* **INSTRUCTION**: Say how many lines contain the word "description". Only the number should be given.

* **INFORMATION PROVIDED**:
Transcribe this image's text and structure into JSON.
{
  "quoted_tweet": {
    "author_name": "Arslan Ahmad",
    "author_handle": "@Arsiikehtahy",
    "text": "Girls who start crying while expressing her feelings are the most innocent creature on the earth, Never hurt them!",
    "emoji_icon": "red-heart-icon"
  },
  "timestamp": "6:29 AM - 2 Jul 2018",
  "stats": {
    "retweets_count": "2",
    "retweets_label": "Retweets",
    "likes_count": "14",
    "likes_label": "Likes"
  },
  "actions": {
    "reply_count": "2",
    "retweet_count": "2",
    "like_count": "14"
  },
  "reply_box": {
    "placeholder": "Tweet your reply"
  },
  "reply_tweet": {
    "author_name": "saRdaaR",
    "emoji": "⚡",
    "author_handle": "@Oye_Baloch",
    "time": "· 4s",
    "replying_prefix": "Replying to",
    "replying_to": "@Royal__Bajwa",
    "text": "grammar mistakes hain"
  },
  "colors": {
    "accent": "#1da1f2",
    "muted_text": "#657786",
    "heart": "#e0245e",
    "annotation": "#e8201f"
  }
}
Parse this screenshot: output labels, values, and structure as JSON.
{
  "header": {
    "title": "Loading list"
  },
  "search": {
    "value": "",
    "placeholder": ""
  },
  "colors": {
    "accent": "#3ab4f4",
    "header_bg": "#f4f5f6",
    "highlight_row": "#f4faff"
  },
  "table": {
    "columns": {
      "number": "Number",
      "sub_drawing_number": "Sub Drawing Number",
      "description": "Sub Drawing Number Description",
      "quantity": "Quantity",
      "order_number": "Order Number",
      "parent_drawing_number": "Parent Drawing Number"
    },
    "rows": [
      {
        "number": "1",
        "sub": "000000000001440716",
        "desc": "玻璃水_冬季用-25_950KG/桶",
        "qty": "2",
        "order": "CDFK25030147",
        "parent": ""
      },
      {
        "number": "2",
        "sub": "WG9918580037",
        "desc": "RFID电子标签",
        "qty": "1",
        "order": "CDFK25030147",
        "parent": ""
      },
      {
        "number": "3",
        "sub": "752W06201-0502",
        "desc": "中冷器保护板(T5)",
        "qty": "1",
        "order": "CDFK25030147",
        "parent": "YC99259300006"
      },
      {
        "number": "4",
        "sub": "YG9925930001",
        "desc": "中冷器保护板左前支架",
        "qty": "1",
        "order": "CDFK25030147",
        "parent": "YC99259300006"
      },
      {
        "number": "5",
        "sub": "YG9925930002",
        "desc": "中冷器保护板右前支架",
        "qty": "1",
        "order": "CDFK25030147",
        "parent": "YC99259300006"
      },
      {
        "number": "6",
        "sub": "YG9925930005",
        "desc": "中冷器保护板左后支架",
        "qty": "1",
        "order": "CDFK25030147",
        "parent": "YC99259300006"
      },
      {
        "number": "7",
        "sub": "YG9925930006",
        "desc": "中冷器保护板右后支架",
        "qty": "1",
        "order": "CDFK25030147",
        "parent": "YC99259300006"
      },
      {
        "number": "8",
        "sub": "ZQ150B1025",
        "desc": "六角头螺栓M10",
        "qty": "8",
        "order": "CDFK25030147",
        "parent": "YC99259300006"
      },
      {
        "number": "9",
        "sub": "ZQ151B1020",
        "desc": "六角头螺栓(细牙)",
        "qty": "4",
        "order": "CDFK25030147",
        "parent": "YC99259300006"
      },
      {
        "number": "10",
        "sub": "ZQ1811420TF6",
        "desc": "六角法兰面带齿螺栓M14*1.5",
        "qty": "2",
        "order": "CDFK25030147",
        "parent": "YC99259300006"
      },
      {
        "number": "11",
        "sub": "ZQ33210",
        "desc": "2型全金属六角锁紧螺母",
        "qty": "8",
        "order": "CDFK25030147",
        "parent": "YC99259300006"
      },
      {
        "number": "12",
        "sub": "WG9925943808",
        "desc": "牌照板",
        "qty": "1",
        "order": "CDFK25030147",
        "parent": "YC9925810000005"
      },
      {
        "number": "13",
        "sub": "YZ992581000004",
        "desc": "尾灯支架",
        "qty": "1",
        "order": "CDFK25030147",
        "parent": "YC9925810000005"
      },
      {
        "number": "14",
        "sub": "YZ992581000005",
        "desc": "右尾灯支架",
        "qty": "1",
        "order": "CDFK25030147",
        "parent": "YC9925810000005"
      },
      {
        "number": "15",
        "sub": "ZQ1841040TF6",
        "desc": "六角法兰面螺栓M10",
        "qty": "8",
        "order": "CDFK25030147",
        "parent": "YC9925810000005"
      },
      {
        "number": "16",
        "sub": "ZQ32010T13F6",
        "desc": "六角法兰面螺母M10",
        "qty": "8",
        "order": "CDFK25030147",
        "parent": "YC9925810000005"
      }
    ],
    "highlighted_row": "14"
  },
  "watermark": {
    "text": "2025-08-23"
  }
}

...

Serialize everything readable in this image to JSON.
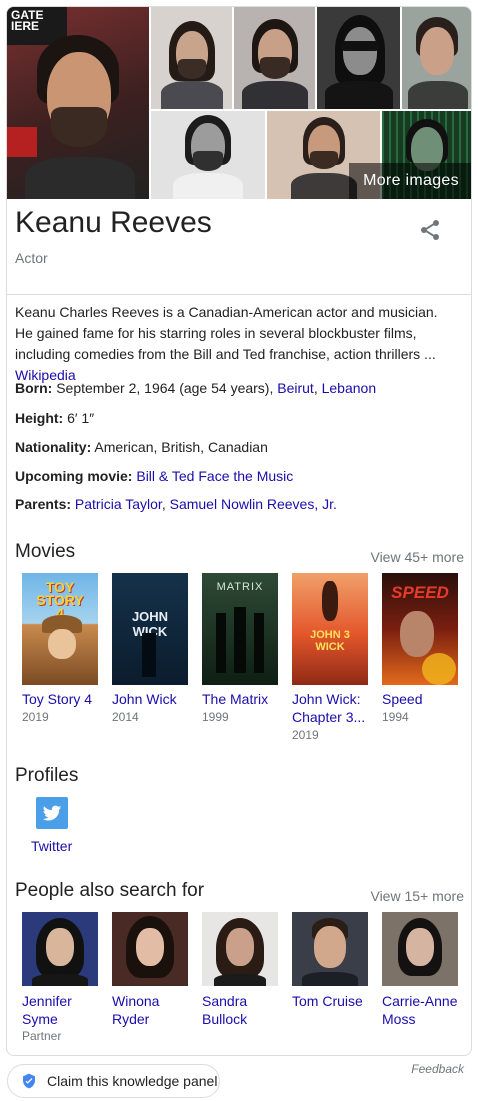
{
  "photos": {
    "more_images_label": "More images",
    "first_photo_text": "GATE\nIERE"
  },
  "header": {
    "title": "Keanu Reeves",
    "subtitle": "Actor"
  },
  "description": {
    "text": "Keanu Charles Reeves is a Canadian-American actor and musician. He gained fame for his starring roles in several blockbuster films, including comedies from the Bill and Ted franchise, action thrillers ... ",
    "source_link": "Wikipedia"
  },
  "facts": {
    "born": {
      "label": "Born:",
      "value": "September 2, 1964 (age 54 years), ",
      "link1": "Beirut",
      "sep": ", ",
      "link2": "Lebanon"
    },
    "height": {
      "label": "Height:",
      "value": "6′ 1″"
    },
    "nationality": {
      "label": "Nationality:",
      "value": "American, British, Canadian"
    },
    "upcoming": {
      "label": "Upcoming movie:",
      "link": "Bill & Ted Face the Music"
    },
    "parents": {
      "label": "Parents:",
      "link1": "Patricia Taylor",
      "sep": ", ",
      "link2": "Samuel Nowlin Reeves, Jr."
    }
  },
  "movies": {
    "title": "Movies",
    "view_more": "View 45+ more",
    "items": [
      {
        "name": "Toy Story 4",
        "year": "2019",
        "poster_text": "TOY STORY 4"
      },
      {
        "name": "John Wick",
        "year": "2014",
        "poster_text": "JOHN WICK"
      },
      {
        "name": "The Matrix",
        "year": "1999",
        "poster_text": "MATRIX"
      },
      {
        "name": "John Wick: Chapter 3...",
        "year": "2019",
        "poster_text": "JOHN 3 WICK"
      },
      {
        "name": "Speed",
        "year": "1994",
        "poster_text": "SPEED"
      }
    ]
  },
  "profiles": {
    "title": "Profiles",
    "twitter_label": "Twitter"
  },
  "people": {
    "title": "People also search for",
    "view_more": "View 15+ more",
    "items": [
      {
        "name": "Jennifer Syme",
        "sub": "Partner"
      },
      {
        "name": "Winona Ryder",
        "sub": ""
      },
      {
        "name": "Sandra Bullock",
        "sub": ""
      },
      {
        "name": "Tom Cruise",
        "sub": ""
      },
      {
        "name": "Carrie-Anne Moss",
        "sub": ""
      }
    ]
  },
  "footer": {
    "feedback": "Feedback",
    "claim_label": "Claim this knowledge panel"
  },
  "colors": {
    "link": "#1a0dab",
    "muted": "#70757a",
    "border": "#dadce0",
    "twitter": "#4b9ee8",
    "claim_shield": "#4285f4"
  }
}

* **RESPONSE BELOW**: 2